--- YOUR INSTRUCTIONS ---
Using the material that follows, identify and copy each line with the string "Norte".
____
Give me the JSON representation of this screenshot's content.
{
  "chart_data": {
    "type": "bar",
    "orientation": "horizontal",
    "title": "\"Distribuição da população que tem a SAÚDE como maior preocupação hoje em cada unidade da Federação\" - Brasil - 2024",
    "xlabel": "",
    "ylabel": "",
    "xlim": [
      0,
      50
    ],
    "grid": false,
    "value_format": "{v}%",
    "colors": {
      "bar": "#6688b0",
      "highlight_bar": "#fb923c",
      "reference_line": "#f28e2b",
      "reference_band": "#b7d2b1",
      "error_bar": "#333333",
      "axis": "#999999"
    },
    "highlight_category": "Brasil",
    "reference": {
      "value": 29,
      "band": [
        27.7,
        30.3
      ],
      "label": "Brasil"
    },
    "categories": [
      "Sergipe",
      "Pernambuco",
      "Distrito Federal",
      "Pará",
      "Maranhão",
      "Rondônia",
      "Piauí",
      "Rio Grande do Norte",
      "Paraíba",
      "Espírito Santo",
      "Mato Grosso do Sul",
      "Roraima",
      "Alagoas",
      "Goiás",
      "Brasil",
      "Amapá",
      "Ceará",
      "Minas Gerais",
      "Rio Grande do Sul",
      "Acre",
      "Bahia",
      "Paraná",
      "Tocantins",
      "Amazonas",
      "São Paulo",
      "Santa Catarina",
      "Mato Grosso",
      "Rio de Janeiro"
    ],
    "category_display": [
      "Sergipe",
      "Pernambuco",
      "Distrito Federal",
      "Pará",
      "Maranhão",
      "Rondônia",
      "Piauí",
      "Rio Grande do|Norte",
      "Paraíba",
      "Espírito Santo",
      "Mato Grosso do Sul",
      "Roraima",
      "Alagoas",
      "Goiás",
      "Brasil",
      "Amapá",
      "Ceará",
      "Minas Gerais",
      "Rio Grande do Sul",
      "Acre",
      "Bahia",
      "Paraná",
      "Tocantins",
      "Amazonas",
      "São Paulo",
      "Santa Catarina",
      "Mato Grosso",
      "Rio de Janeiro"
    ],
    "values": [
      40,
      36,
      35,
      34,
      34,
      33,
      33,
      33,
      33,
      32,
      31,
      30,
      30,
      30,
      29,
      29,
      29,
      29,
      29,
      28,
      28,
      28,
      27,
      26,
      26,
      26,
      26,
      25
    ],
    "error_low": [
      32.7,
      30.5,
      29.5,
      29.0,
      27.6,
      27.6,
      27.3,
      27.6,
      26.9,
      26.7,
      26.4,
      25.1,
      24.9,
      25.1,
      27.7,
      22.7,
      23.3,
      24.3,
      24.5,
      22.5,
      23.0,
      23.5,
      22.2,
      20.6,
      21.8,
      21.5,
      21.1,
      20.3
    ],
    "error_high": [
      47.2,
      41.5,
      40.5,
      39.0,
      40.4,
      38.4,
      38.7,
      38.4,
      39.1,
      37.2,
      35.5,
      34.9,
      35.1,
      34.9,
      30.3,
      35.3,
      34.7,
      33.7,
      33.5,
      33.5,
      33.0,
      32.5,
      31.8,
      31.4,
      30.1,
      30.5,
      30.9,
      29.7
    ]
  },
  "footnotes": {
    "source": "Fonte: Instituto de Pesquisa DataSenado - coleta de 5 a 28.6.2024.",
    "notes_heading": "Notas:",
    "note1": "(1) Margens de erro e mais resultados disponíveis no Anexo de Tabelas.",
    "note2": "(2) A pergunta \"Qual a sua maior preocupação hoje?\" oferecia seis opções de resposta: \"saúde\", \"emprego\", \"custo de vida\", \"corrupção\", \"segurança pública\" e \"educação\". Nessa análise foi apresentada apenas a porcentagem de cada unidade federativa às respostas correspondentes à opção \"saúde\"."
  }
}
____
--- WORKED ANSWER ---
      "Rio Grande do Norte",
      "Rio Grande do|Norte",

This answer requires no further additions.